Data entries:
* Start *
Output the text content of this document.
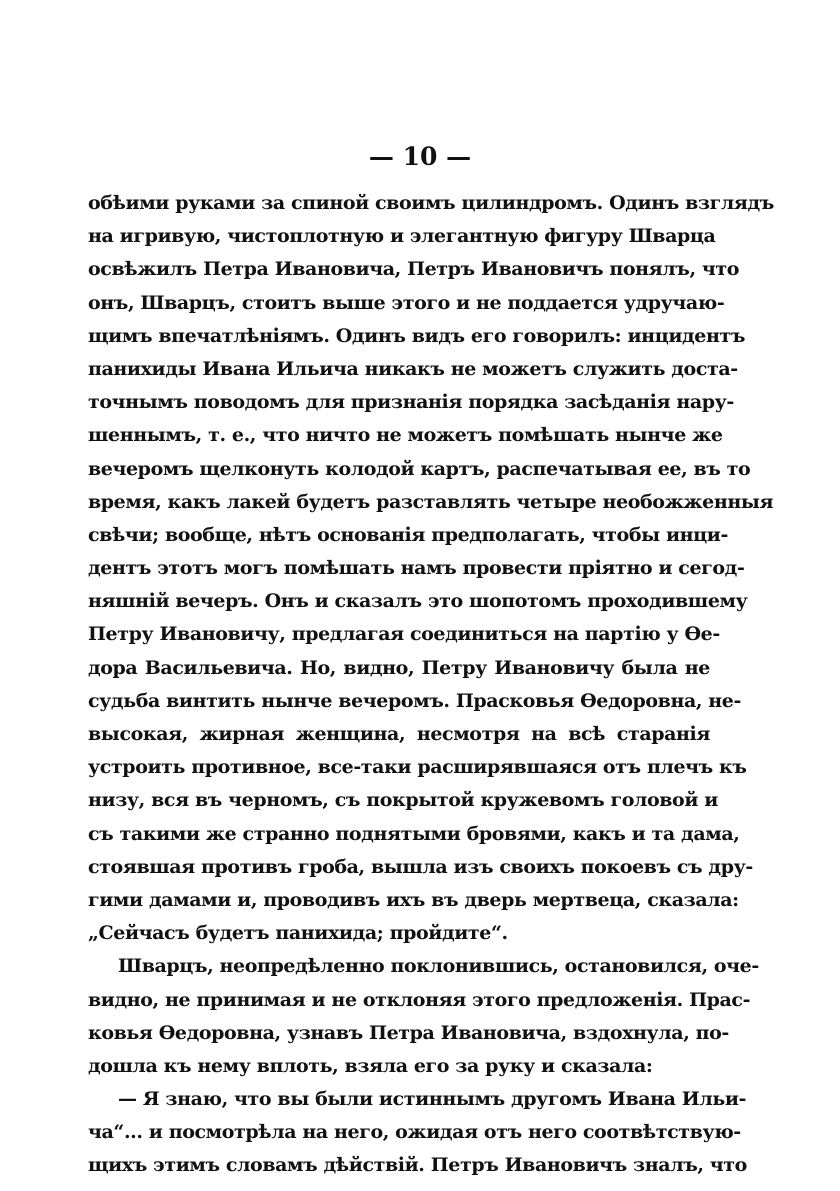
— 10 —
обѣими руками за спиной своимъ цилиндромъ. Одинъ взглядъ
на игривую, чистоплотную и элегантную фигуру Шварца
освѣжилъ Петра Ивановича, Петръ Ивановичъ понялъ, что
онъ, Шварцъ, стоитъ выше этого и не поддается удручаю-
щимъ впечатлѣніямъ. Одинъ видъ его говорилъ: инцидентъ
панихиды Ивана Ильича никакъ не можетъ служить доста-
точнымъ поводомъ для признанія порядка засѣданія нару-
шеннымъ, т. е., что ничто не можетъ помѣшать нынче же
вечеромъ щелконуть колодой картъ, распечатывая ее, въ то
время, какъ лакей будетъ разставлять четыре необожженныя
свѣчи; вообще, нѣтъ основанія предполагать, чтобы инци-
дентъ этотъ могъ помѣшать намъ провести пріятно и сегод-
няшній вечеръ. Онъ и сказалъ это шопотомъ проходившему
Петру Ивановичу, предлагая соединиться на партію у Ѳе-
дора Васильевича. Но, видно, Петру Ивановичу была не
судьба винтить нынче вечеромъ. Прасковья Ѳедоровна, не-
высокая, жирная женщина, несмотря на всѣ старанія
устроить противное, все-таки расширявшаяся отъ плечъ къ
низу, вся въ черномъ, съ покрытой кружевомъ головой и
съ такими же странно поднятыми бровями, какъ и та дама,
стоявшая противъ гроба, вышла изъ своихъ покоевъ съ дру-
гими дамами и, проводивъ ихъ въ дверь мертвеца, сказала:
„Сейчасъ будетъ панихида; пройдите“.
Шварцъ, неопредѣленно поклонившись, остановился, оче-
видно, не принимая и не отклоняя этого предложенія. Прас-
ковья Ѳедоровна, узнавъ Петра Ивановича, вздохнула, по-
дошла къ нему вплоть, взяла его за руку и сказала:
— Я знаю, что вы были истиннымъ другомъ Ивана Ильи-
ча“... и посмотрѣла на него, ожидая отъ него соотвѣтствую-
щихъ этимъ словамъ дѣйствій. Петръ Ивановичъ зналъ, что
* End *
TASK:
Copy the entries above faithfully and omit every image.

FINAL RESULT:
Output the text content of this document.
— 10 —
обѣими руками за спиной своимъ цилиндромъ. Одинъ взглядъ
на игривую, чистоплотную и элегантную фигуру Шварца
освѣжилъ Петра Ивановича, Петръ Ивановичъ понялъ, что
онъ, Шварцъ, стоитъ выше этого и не поддается удручаю-
щимъ впечатлѣніямъ. Одинъ видъ его говорилъ: инцидентъ
панихиды Ивана Ильича никакъ не можетъ служить доста-
точнымъ поводомъ для признанія порядка засѣданія нару-
шеннымъ, т. е., что ничто не можетъ помѣшать нынче же
вечеромъ щелконуть колодой картъ, распечатывая ее, въ то
время, какъ лакей будетъ разставлять четыре необожженныя
свѣчи; вообще, нѣтъ основанія предполагать, чтобы инци-
дентъ этотъ могъ помѣшать намъ провести пріятно и сегод-
няшній вечеръ. Онъ и сказалъ это шопотомъ проходившему
Петру Ивановичу, предлагая соединиться на партію у Ѳе-
дора Васильевича. Но, видно, Петру Ивановичу была не
судьба винтить нынче вечеромъ. Прасковья Ѳедоровна, не-
высокая, жирная женщина, несмотря на всѣ старанія
устроить противное, все-таки расширявшаяся отъ плечъ къ
низу, вся въ черномъ, съ покрытой кружевомъ головой и
съ такими же странно поднятыми бровями, какъ и та дама,
стоявшая противъ гроба, вышла изъ своихъ покоевъ съ дру-
гими дамами и, проводивъ ихъ въ дверь мертвеца, сказала:
„Сейчасъ будетъ панихида; пройдите“.
Шварцъ, неопредѣленно поклонившись, остановился, оче-
видно, не принимая и не отклоняя этого предложенія. Прас-
ковья Ѳедоровна, узнавъ Петра Ивановича, вздохнула, по-
дошла къ нему вплоть, взяла его за руку и сказала:
— Я знаю, что вы были истиннымъ другомъ Ивана Ильи-
ча“... и посмотрѣла на него, ожидая отъ него соотвѣтствую-
щихъ этимъ словамъ дѣйствій. Петръ Ивановичъ зналъ, что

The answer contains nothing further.